## Problem statement
Spot each line that carries the word "همان"; copy those lines.

## Material for the task

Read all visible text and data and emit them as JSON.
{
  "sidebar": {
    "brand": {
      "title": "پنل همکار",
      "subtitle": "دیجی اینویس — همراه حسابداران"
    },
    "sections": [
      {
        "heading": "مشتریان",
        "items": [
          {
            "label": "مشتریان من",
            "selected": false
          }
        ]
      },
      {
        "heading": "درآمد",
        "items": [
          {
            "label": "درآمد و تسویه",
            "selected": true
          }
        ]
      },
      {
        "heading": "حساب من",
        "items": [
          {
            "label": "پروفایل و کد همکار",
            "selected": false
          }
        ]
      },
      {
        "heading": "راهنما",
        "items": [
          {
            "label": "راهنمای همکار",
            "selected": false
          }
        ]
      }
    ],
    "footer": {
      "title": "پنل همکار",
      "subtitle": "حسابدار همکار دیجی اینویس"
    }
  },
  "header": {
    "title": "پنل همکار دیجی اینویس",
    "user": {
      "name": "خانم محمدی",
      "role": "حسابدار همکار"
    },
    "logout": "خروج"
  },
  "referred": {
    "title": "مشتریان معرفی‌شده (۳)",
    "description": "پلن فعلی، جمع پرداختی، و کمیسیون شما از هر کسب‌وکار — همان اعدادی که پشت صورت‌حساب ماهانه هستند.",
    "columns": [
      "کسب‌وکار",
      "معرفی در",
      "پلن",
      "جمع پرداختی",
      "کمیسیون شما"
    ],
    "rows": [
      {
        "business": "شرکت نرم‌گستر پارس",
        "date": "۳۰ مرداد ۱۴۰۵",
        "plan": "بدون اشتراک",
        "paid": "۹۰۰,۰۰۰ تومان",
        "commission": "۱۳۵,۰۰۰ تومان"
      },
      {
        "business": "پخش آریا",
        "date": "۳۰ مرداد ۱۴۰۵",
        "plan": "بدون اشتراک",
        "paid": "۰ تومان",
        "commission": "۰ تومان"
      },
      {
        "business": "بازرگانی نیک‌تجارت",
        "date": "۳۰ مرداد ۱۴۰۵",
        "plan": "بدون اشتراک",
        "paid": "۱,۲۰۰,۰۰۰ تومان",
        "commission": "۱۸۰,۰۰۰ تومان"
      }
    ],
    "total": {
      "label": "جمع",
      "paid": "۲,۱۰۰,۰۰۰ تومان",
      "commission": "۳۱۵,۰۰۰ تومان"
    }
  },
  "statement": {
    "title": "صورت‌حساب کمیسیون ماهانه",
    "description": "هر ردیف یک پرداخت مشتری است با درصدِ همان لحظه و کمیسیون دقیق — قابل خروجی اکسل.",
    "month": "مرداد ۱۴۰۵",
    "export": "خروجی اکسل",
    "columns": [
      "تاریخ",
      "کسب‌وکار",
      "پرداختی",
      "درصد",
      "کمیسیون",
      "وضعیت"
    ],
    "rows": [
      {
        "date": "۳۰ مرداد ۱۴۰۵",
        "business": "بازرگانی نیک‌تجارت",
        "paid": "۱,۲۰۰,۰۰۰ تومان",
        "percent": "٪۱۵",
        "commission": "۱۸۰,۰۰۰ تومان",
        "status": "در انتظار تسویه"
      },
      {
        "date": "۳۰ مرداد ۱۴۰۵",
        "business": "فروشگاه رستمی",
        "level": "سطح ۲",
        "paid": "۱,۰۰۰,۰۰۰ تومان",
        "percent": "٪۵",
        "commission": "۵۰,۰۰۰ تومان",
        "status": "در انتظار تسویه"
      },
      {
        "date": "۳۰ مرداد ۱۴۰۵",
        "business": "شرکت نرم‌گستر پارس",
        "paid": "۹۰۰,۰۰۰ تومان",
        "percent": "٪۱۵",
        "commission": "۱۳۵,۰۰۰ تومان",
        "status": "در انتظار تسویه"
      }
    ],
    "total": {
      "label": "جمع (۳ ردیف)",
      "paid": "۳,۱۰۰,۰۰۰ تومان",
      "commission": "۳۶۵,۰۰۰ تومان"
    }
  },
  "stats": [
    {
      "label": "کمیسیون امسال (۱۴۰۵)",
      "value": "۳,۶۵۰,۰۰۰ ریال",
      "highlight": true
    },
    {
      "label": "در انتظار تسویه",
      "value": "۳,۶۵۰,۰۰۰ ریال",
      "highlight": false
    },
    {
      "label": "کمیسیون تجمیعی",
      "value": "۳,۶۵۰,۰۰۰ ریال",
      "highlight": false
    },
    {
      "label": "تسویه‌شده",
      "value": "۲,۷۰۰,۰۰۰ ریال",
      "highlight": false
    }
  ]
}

---

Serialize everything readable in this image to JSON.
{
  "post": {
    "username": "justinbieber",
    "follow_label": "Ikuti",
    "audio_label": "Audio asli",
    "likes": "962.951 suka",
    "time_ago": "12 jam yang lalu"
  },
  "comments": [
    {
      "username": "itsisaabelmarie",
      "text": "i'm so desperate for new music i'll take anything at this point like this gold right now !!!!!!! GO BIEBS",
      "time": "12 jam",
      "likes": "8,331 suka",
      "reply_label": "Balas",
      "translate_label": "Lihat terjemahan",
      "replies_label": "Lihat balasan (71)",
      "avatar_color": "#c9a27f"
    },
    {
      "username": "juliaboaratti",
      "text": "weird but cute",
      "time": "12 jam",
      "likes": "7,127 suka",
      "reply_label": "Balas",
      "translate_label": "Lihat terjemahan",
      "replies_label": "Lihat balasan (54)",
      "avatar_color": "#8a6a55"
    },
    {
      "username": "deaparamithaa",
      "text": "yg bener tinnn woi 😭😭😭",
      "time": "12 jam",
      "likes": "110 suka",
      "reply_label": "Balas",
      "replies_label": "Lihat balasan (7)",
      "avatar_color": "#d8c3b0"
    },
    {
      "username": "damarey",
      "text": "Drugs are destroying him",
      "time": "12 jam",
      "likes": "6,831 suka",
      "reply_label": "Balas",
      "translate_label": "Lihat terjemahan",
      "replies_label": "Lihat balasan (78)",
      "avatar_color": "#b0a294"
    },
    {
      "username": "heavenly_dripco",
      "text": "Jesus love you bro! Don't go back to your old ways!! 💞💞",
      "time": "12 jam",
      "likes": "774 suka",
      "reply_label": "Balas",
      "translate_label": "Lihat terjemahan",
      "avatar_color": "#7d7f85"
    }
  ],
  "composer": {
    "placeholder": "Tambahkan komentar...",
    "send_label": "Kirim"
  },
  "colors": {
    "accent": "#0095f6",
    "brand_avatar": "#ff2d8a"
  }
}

## Full answer
    "description": "پلن فعلی، جمع پرداختی، و کمیسیون شما از هر کسب‌وکار — همان اعدادی که پشت صورت‌حساب ماهانه هستند.",
    "description": "هر ردیف یک پرداخت مشتری است با درصدِ همان لحظه و کمیسیون دقیق — قابل خروجی اکسل.",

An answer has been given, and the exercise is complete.